- [DIRECTION]: Present every line in which the string "name" appears.
▬▬▬
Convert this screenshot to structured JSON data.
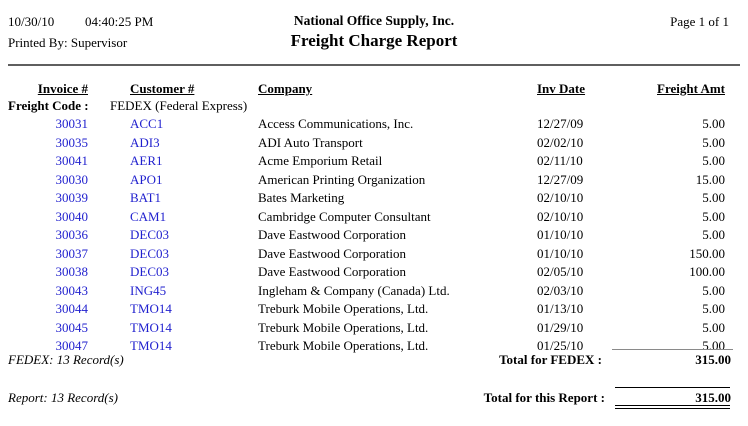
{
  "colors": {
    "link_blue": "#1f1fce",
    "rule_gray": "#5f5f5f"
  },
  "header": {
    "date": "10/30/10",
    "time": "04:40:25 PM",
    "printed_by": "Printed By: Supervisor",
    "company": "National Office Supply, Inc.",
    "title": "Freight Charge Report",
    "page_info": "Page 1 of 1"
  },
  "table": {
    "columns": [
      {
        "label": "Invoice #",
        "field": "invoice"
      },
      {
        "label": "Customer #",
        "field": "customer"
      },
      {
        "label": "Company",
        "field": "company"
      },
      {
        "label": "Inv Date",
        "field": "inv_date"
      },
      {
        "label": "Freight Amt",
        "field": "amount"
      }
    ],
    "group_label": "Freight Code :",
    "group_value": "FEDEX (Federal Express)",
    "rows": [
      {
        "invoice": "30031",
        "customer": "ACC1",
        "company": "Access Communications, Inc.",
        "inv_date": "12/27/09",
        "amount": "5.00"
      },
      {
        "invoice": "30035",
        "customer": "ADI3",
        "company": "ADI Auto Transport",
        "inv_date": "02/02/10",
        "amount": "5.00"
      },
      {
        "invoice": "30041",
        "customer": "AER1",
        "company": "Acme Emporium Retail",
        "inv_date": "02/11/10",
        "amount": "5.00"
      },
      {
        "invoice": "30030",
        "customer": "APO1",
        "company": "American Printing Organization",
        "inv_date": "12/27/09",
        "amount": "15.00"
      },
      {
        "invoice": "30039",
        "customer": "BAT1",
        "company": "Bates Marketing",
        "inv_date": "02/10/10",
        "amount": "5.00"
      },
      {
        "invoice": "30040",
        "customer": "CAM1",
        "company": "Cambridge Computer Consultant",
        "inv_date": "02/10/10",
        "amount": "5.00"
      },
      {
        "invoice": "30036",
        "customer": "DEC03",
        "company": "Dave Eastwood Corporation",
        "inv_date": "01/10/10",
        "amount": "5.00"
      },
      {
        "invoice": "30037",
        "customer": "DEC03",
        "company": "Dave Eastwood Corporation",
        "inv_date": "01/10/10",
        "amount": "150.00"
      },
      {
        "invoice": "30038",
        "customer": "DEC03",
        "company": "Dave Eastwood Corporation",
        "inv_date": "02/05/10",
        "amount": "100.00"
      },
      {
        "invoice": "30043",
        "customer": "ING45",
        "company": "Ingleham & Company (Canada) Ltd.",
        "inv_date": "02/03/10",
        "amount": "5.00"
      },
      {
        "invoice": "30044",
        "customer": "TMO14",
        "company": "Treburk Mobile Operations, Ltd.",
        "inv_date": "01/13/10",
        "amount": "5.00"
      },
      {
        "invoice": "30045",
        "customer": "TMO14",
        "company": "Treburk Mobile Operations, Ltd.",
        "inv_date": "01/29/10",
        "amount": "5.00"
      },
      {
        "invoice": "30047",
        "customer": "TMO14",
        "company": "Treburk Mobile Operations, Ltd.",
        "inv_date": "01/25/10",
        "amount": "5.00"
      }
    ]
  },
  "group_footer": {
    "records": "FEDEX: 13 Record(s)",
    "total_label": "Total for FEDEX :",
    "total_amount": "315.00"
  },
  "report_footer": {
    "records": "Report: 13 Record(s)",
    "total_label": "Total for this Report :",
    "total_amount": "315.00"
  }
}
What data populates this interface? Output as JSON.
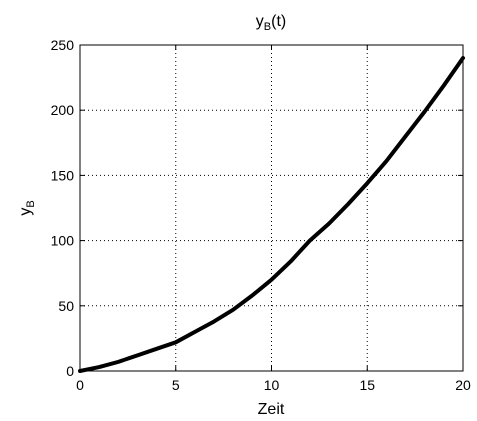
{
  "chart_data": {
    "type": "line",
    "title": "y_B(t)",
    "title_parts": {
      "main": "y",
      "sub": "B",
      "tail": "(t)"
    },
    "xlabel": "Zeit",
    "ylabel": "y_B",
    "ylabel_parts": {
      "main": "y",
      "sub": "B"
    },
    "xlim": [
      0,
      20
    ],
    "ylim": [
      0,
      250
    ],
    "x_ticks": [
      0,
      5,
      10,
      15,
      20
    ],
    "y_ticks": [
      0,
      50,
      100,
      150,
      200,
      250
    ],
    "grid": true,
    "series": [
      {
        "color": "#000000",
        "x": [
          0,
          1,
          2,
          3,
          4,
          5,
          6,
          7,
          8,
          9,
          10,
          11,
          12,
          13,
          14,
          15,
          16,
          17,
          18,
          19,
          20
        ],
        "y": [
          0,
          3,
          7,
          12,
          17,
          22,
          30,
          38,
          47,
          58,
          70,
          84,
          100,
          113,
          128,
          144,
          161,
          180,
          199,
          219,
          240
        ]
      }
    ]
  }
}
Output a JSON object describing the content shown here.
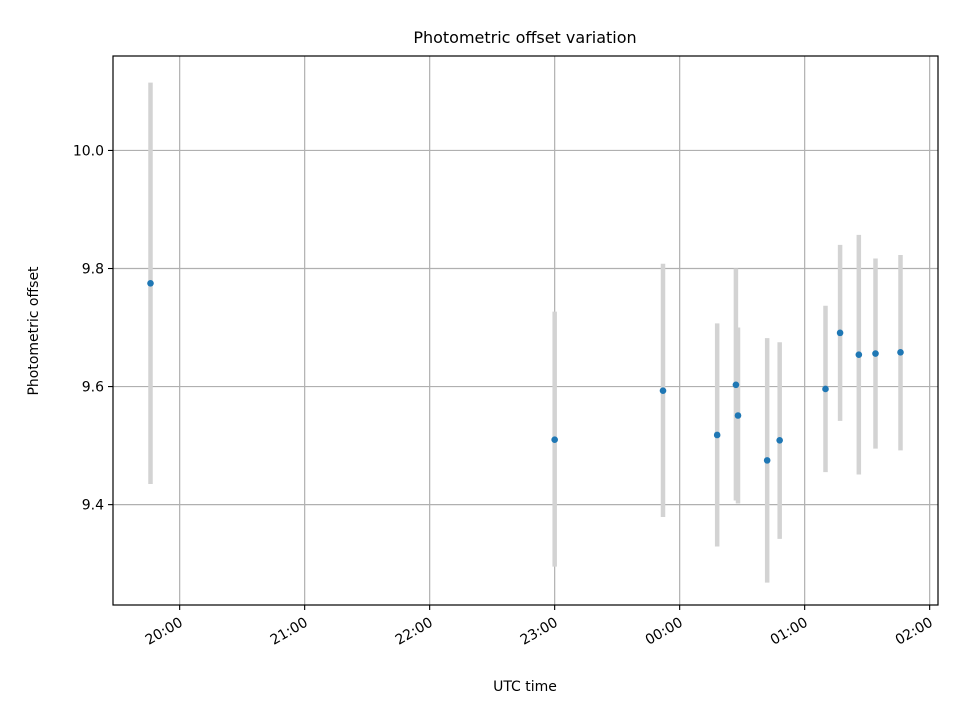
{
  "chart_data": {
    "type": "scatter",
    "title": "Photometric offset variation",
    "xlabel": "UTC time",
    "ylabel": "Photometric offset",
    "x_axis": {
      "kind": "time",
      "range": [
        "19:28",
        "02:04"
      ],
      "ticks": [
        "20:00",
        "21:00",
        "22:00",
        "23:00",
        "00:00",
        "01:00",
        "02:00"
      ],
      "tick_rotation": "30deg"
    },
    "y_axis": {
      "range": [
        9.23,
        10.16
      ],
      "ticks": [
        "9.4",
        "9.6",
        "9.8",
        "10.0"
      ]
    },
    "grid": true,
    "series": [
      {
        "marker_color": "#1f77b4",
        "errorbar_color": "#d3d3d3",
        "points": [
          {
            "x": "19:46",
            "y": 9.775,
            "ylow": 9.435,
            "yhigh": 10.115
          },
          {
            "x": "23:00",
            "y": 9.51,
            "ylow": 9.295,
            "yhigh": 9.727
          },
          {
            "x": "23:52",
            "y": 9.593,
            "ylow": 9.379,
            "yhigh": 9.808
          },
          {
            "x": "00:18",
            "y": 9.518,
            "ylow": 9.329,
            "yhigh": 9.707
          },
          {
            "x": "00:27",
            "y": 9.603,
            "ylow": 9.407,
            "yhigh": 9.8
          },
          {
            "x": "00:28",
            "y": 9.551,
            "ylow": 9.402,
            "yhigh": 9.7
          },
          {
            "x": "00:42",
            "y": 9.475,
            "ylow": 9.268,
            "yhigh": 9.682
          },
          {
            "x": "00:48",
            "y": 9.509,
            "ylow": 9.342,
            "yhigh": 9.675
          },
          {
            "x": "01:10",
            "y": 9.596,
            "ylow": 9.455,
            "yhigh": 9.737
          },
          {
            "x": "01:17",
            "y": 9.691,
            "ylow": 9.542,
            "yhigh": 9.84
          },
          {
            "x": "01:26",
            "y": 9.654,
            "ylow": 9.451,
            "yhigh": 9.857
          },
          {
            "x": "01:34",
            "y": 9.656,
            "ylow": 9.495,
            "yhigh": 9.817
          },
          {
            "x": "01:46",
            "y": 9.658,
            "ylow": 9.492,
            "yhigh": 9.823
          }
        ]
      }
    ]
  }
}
▬▬▬
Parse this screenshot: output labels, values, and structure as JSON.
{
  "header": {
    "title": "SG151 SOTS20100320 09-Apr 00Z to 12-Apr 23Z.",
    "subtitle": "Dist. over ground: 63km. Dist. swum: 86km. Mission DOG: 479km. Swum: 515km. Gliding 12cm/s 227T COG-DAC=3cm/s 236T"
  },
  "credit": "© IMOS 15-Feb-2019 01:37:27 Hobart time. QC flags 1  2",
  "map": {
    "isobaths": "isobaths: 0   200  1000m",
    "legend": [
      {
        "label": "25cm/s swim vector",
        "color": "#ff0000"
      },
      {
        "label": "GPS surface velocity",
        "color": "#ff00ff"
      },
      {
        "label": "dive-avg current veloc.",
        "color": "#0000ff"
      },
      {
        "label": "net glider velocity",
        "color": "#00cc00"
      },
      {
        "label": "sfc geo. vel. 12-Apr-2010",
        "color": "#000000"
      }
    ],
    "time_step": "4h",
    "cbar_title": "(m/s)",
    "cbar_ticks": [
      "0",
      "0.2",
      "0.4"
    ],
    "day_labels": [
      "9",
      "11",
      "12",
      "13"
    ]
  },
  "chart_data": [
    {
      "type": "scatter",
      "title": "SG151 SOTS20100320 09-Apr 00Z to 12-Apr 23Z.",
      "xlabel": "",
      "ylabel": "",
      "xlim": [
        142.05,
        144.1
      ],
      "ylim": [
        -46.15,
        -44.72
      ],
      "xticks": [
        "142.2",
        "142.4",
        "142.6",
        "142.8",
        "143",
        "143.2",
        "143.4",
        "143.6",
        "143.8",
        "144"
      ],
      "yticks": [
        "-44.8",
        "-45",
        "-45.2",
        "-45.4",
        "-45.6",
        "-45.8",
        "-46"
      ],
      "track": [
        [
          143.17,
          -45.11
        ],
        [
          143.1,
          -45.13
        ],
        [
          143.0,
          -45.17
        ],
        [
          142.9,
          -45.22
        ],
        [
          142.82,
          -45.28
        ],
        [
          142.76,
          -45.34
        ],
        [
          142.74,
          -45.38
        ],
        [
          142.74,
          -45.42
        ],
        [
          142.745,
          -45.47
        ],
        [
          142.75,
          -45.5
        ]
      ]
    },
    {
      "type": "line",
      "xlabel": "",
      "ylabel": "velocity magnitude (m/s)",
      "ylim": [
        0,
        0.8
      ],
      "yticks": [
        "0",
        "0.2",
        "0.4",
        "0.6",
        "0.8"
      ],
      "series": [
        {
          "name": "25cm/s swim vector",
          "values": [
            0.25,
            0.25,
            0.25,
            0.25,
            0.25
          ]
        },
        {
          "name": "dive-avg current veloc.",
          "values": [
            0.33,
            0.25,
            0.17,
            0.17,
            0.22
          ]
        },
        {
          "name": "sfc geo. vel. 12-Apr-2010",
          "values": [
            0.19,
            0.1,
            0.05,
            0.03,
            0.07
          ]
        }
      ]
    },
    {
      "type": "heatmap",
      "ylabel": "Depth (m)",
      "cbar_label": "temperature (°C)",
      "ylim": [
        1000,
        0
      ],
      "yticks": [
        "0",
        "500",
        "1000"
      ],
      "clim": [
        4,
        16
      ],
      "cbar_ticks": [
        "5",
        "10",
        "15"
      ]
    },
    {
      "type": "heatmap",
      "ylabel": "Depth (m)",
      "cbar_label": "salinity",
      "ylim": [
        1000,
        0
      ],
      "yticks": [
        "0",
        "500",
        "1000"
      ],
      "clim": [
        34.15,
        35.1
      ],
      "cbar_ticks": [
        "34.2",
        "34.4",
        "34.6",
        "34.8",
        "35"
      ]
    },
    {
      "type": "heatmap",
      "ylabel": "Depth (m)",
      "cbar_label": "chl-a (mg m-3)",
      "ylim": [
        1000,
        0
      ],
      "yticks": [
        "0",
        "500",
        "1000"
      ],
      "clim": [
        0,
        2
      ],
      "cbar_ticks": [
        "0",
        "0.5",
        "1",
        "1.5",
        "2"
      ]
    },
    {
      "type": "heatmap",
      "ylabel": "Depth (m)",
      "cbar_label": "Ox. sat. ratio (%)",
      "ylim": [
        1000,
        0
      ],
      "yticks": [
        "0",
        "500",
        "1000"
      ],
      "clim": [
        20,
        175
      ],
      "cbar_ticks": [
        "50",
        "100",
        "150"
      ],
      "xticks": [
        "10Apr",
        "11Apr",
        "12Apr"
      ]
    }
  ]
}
▬▬▬
- [REPLY]:
          "name": "25cm/s swim vector",
          "name": "dive-avg current veloc.",
          "name": "sfc geo. vel. 12-Apr-2010",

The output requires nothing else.